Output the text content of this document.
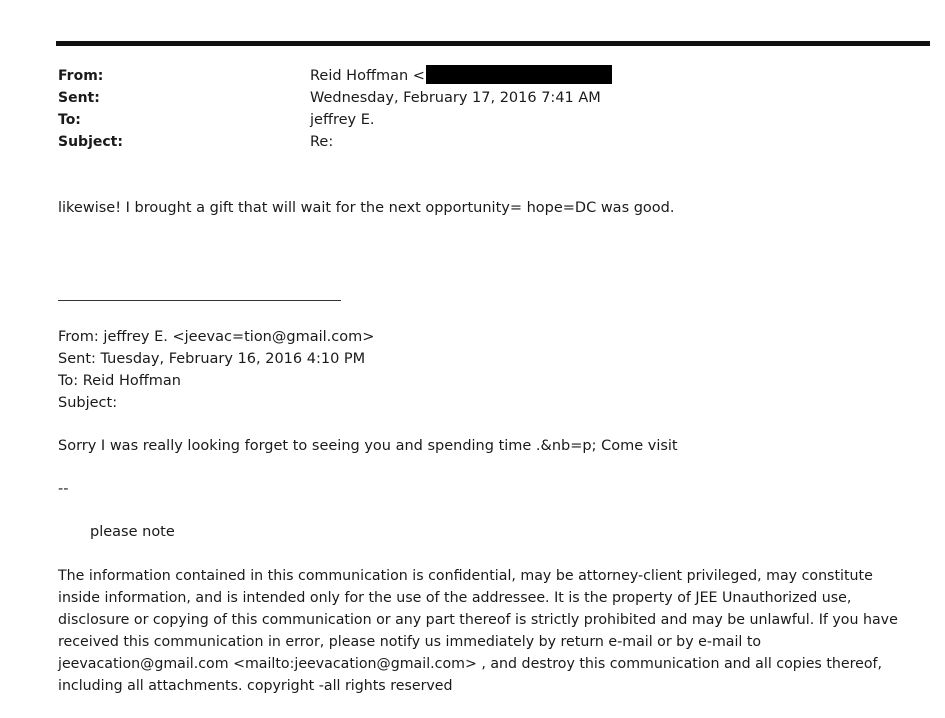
From:
Sent:
To:
Subject:
Reid Hoffman <
Wednesday, February 17, 2016 7:41 AM
jeffrey E.
Re:
likewise! I brought a gift that will wait for the next opportunity= hope=DC was good.
From: jeffrey E. <jeevac=tion@gmail.com>
Sent: Tuesday, February 16, 2016 4:10 PM
To: Reid Hoffman
Subject:
Sorry I was really looking forget to seeing you and spending time .&nb=p; Come visit
--
please note
The information contained in this communication is confidential, may be attorney-client privileged, may constitute
inside information, and is intended only for the use of the addressee. It is the property of JEE Unauthorized use,
disclosure or copying of this communication or any part thereof is strictly prohibited and may be unlawful. If you have
received this communication in error, please notify us immediately by return e-mail or by e-mail to
jeevacation@gmail.com <mailto:jeevacation@gmail.com> , and destroy this communication and all copies thereof,
including all attachments. copyright -all rights reserved
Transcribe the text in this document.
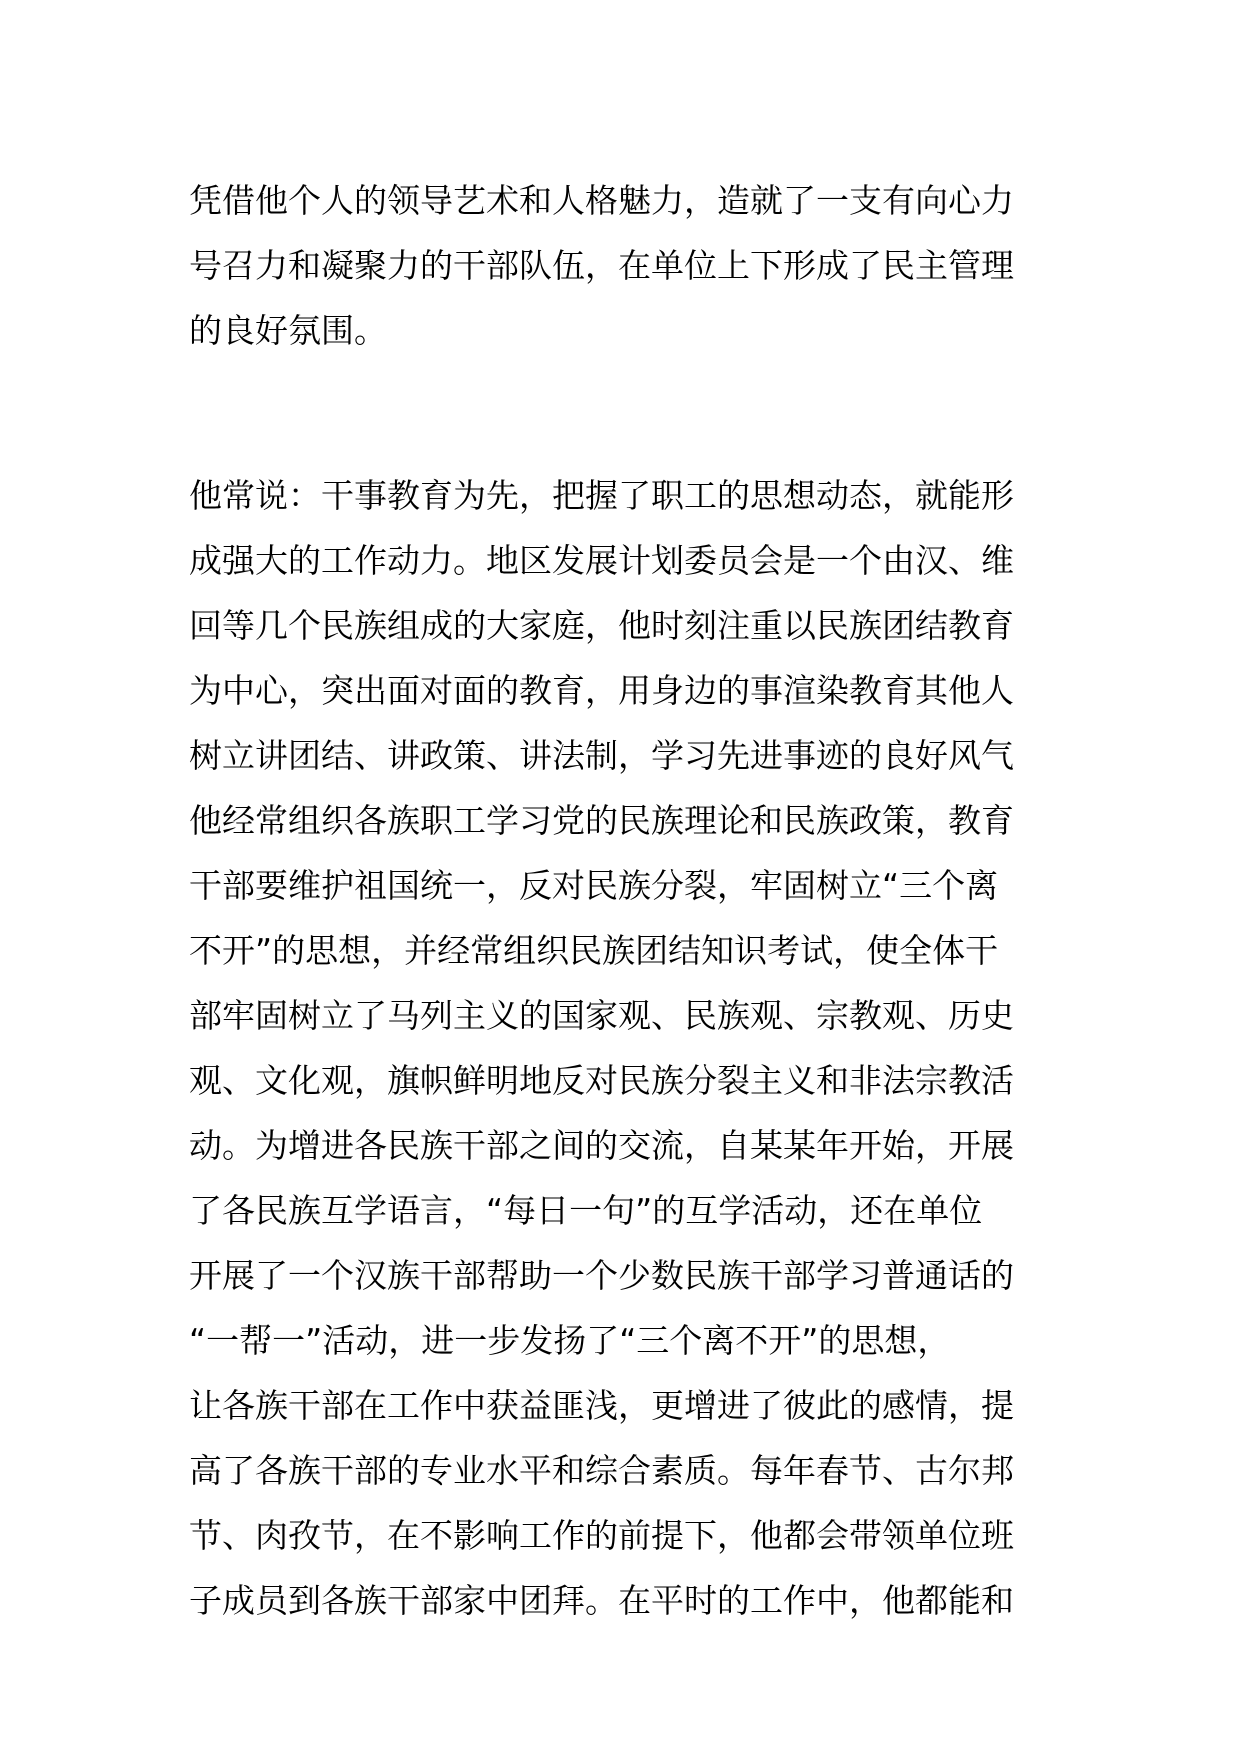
凭借他个人的领导艺术和人格魅力，造就了一支有向心力
号召力和凝聚力的干部队伍，在单位上下形成了民主管理
的良好氛围。
他常说：干事教育为先，把握了职工的思想动态，就能形
成强大的工作动力。地区发展计划委员会是一个由汉、维
回等几个民族组成的大家庭，他时刻注重以民族团结教育
为中心，突出面对面的教育，用身边的事渲染教育其他人
树立讲团结、讲政策、讲法制，学习先进事迹的良好风气
他经常组织各族职工学习党的民族理论和民族政策，教育
干部要维护祖国统一，反对民族分裂，牢固树立“三个离
不开”的思想，并经常组织民族团结知识考试，使全体干
部牢固树立了马列主义的国家观、民族观、宗教观、历史
观、文化观，旗帜鲜明地反对民族分裂主义和非法宗教活
动。为增进各民族干部之间的交流，自某某年开始，开展
了各民族互学语言，“每日一句”的互学活动，还在单位
开展了一个汉族干部帮助一个少数民族干部学习普通话的
“一帮一”活动，进一步发扬了“三个离不开”的思想，
让各族干部在工作中获益匪浅，更增进了彼此的感情，提
高了各族干部的专业水平和综合素质。每年春节、古尔邦
节、肉孜节，在不影响工作的前提下，他都会带领单位班
子成员到各族干部家中团拜。在平时的工作中，他都能和
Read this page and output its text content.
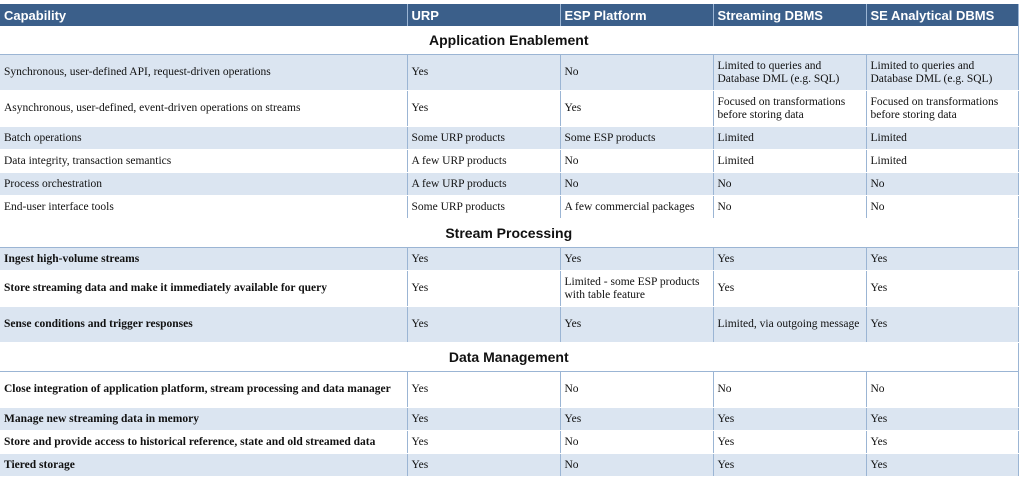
Capability	URP	ESP Platform	Streaming DBMS	SE Analytical DBMS
Application Enablement				
Synchronous, user-defined API, request-driven operations	Yes	No	Limited to queries and Database DML (e.g. SQL)	Limited to queries and Database DML (e.g. SQL)
Asynchronous, user-defined, event-driven operations on streams	Yes	Yes	Focused on transformations before storing data	Focused on transformations before storing data
Batch operations	Some URP products	Some ESP products	Limited	Limited
Data integrity, transaction semantics	A few URP products	No	Limited	Limited
Process orchestration	A few URP products	No	No	No
End-user interface tools	Some URP products	A few commercial packages	No	No
Stream Processing				
Ingest high-volume streams	Yes	Yes	Yes	Yes
Store streaming data and make it immediately available for query	Yes	Limited - some ESP products with table feature	Yes	Yes
Sense conditions and trigger responses	Yes	Yes	Limited, via outgoing message	Yes
Data Management				
Close integration of application platform, stream processing and data manager	Yes	No	No	No
Manage new streaming data in memory	Yes	Yes	Yes	Yes
Store and provide access to historical reference, state and old streamed data	Yes	No	Yes	Yes
Tiered storage	Yes	No	Yes	Yes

____________

## WORK TO COMPLETE
In this exercise, set down all of the data exactly, without the pictures.

## WORKED ANSWER
Output the text content of this document.
From:
Sent:
To:
Subject:
Reid Hoffman <
Wednesday, February 17, 2016 7:41 AM
jeffrey E.
Re:
likewise! I brought a gift that will wait for the next opportunity= hope=DC was good.
From: jeffrey E. <jeevac=tion@gmail.com>
Sent: Tuesday, February 16, 2016 4:10 PM
To: Reid Hoffman
Subject:
Sorry I was really looking forget to seeing you and spending time .&nb=p; Come visit
--
please note
The information contained in this communication is confidential, may be attorney-client privileged, may constitute
inside information, and is intended only for the use of the addressee. It is the property of JEE Unauthorized use,
disclosure or copying of this communication or any part thereof is strictly prohibited and may be unlawful. If you have
received this communication in error, please notify us immediately by return e-mail or by e-mail to
jeevacation@gmail.com <mailto:jeevacation@gmail.com> , and destroy this communication and all copies thereof,
including all attachments. copyright -all rights reserved
Transcribe the text in this document.
凭借他个人的领导艺术和人格魅力，造就了一支有向心力
号召力和凝聚力的干部队伍，在单位上下形成了民主管理
的良好氛围。
他常说：干事教育为先，把握了职工的思想动态，就能形
成强大的工作动力。地区发展计划委员会是一个由汉、维
回等几个民族组成的大家庭，他时刻注重以民族团结教育
为中心，突出面对面的教育，用身边的事渲染教育其他人
树立讲团结、讲政策、讲法制，学习先进事迹的良好风气
他经常组织各族职工学习党的民族理论和民族政策，教育
干部要维护祖国统一，反对民族分裂，牢固树立“三个离
不开”的思想，并经常组织民族团结知识考试，使全体干
部牢固树立了马列主义的国家观、民族观、宗教观、历史
观、文化观，旗帜鲜明地反对民族分裂主义和非法宗教活
动。为增进各民族干部之间的交流，自某某年开始，开展
了各民族互学语言，“每日一句”的互学活动，还在单位
开展了一个汉族干部帮助一个少数民族干部学习普通话的
“一帮一”活动，进一步发扬了“三个离不开”的思想，
让各族干部在工作中获益匪浅，更增进了彼此的感情，提
高了各族干部的专业水平和综合素质。每年春节、古尔邦
节、肉孜节，在不影响工作的前提下，他都会带领单位班
子成员到各族干部家中团拜。在平时的工作中，他都能和
Read this page and output its text content.
Capability	URP	ESP Platform	Streaming DBMS	SE Analytical DBMS
Application Enablement				
Synchronous, user-defined API, request-driven operations	Yes	No	Limited to queries and Database DML (e.g. SQL)	Limited to queries and Database DML (e.g. SQL)
Asynchronous, user-defined, event-driven operations on streams	Yes	Yes	Focused on transformations before storing data	Focused on transformations before storing data
Batch operations	Some URP products	Some ESP products	Limited	Limited
Data integrity, transaction semantics	A few URP products	No	Limited	Limited
Process orchestration	A few URP products	No	No	No
End-user interface tools	Some URP products	A few commercial packages	No	No
Stream Processing				
Ingest high-volume streams	Yes	Yes	Yes	Yes
Store streaming data and make it immediately available for query	Yes	Limited - some ESP products with table feature	Yes	Yes
Sense conditions and trigger responses	Yes	Yes	Limited, via outgoing message	Yes
Data Management				
Close integration of application platform, stream processing and data manager	Yes	No	No	No
Manage new streaming data in memory	Yes	Yes	Yes	Yes
Store and provide access to historical reference, state and old streamed data	Yes	No	Yes	Yes
Tiered storage	Yes	No	Yes	Yes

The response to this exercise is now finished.